Document passage:
────
Skip to content

Bit-packed HDC ALU — first run

Status: Research finding (this branch). Date: 2026-05-04 Code: - research/bit_alu.py — bit-packed binary HDC primitives - research/bit_alu_benchmark.py — perf comparison vs the existing complex128 reference encoder - research/cycle_alignment_investigation.py — solar vs sidereal day framing for permute = sigma_day - Public facade: antikythera_spectral.bit_alu

TL;DR

  1. Memory is a 125× win. A D=940 hypervector takes 120 B as bit-packed uint64[15] vs 15 KB as complex128[940]. Same algebraic structure (cyclic-group representation of the Antikythera dials), 1/125 of the memory.
  2. bind is a 2-10× speedup, growing with D. XOR over a uint64 array is much faster than complex-multiply over a complex128 array.
  3. permute and similarity are slower in this first-run implementationpermute uses Python big-int rotate (good correctness, poor scaling at D=13440); similarity uses Python int.bit_count() in a loop. Both have known optimisation paths (numpy bit-pack/unpack for permute; np.bitwise_count from numpy ≥ 2.0 for similarity) that would push them to native speed; not done in this PR.
  4. The "ALU only" semantics are met. Every primitive (bind, bundle, permute, hamming, similarity) reduces to integer bit-operations: XOR, popcount, shift. No floating-point, no complex arithmetic, no matrix multiplies. The memory + bind wins are immediate; the permute / similarity wins are an optimisation away.
  5. Cycle alignment of sigma_day ⇔ one Julian day = one mean solar day. Decisive: the existing encoder keys cycle_period_days in Julian days; the bit-ALU's permute(v, 1, D) advance therefore corresponds to one Julian / mean-solar day. Sidereal-day framing would shift the Callippic residue by 1 over a full 940-tick rotation (drift = 2.57 days). Solar/Julian is correct.
────
Given exercise A: Copy out the records from their first line through the line containing "divider <box>1 690 716 691</box>", including both of those lines.
The records below have no connection to the bit-packed HDC ALU write-up.
────
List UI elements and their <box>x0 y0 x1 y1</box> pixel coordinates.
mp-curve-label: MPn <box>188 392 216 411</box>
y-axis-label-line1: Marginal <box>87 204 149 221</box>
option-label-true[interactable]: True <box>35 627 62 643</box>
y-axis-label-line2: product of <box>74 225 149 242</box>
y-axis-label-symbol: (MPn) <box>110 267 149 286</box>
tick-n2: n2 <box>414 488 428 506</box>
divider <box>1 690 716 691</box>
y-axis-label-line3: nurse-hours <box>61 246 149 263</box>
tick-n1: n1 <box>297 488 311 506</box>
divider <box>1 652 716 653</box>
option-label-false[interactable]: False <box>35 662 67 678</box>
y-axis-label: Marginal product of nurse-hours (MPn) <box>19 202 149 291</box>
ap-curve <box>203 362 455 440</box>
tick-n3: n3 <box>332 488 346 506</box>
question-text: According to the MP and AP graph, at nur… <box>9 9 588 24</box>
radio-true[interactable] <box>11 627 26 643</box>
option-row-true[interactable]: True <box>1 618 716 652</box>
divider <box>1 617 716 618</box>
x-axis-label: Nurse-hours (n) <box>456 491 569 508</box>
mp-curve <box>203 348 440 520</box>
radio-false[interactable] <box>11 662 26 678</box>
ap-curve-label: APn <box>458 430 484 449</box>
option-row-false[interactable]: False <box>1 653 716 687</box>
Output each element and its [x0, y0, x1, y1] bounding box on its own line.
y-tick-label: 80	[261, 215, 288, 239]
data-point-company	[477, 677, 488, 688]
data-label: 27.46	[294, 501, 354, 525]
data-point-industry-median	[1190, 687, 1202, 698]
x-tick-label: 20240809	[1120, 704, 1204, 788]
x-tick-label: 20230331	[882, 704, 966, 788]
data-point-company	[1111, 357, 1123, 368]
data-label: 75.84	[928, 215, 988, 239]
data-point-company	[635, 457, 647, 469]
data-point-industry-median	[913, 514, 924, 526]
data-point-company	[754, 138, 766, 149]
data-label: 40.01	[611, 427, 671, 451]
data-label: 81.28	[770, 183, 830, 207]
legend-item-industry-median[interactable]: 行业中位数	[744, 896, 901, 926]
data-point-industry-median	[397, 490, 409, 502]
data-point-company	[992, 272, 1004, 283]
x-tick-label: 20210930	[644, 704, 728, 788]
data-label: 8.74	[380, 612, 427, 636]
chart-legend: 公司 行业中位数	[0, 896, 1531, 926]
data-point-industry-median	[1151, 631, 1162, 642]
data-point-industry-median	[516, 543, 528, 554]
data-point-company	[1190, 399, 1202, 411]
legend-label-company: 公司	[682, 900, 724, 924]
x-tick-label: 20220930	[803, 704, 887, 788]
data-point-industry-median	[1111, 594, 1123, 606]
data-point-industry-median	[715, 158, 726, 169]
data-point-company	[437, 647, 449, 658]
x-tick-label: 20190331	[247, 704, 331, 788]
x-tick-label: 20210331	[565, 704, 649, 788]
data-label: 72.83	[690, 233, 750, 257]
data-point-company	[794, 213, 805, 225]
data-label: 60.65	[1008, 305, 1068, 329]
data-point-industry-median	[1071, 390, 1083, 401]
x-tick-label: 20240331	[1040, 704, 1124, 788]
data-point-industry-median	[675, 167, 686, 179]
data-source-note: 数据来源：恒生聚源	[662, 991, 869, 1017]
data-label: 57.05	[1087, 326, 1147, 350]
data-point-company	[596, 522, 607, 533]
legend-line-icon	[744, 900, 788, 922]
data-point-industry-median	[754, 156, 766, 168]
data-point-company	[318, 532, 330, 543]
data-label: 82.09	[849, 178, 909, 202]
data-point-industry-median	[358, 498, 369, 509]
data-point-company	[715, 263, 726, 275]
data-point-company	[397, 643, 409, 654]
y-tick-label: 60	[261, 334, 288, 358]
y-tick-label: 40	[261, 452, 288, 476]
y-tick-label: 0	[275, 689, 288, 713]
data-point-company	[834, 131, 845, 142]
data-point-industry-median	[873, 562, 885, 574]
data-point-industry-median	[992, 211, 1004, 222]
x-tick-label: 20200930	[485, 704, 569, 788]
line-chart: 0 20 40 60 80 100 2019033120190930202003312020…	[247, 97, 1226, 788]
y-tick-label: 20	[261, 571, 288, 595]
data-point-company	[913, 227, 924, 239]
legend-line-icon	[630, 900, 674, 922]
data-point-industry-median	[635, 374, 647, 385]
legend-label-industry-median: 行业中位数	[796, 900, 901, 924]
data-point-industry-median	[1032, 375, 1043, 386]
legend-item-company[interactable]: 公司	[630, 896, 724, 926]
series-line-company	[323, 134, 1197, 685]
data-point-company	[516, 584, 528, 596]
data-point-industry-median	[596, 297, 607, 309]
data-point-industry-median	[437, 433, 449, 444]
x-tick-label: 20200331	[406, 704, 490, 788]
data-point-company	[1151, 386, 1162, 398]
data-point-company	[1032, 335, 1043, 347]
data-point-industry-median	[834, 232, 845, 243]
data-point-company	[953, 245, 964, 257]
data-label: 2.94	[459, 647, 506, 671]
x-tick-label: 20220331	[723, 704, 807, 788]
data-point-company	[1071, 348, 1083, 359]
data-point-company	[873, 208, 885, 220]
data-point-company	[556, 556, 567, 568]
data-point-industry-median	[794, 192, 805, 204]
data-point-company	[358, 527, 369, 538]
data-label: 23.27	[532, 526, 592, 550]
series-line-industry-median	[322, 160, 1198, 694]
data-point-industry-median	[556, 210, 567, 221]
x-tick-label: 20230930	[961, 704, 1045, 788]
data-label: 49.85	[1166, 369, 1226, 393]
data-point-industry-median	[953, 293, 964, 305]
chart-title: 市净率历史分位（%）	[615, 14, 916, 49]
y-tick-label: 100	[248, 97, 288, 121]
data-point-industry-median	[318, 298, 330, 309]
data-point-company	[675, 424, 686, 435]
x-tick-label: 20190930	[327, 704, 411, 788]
────
Given exercise B: Transcribe the entire bit-packed HDC ALU write-up word for word.

Solution A:
List UI elements and their <box>x0 y0 x1 y1</box> pixel coordinates.
mp-curve-label: MPn <box>188 392 216 411</box>
y-axis-label-line1: Marginal <box>87 204 149 221</box>
option-label-true[interactable]: True <box>35 627 62 643</box>
y-axis-label-line2: product of <box>74 225 149 242</box>
y-axis-label-symbol: (MPn) <box>110 267 149 286</box>
tick-n2: n2 <box>414 488 428 506</box>
divider <box>1 690 716 691</box>

Solution B:
Skip to content

Bit-packed HDC ALU — first run

Status: Research finding (this branch). Date: 2026-05-04 Code: - research/bit_alu.py — bit-packed binary HDC primitives - research/bit_alu_benchmark.py — perf comparison vs the existing complex128 reference encoder - research/cycle_alignment_investigation.py — solar vs sidereal day framing for permute = sigma_day - Public facade: antikythera_spectral.bit_alu

TL;DR

  1. Memory is a 125× win. A D=940 hypervector takes 120 B as bit-packed uint64[15] vs 15 KB as complex128[940]. Same algebraic structure (cyclic-group representation of the Antikythera dials), 1/125 of the memory.
  2. bind is a 2-10× speedup, growing with D. XOR over a uint64 array is much faster than complex-multiply over a complex128 array.
  3. permute and similarity are slower in this first-run implementationpermute uses Python big-int rotate (good correctness, poor scaling at D=13440); similarity uses Python int.bit_count() in a loop. Both have known optimisation paths (numpy bit-pack/unpack for permute; np.bitwise_count from numpy ≥ 2.0 for similarity) that would push them to native speed; not done in this PR.
  4. The "ALU only" semantics are met. Every primitive (bind, bundle, permute, hamming, similarity) reduces to integer bit-operations: XOR, popcount, shift. No floating-point, no complex arithmetic, no matrix multiplies. The memory + bind wins are immediate; the permute / similarity wins are an optimisation away.
  5. Cycle alignment of sigma_day ⇔ one Julian day = one mean solar day. Decisive: the existing encoder keys cycle_period_days in Julian days; the bit-ALU's permute(v, 1, D) advance therefore corresponds to one Julian / mean-solar day. Sidereal-day framing would shift the Callippic residue by 1 over a full 940-tick rotation (drift = 2.57 days). Solar/Julian is correct.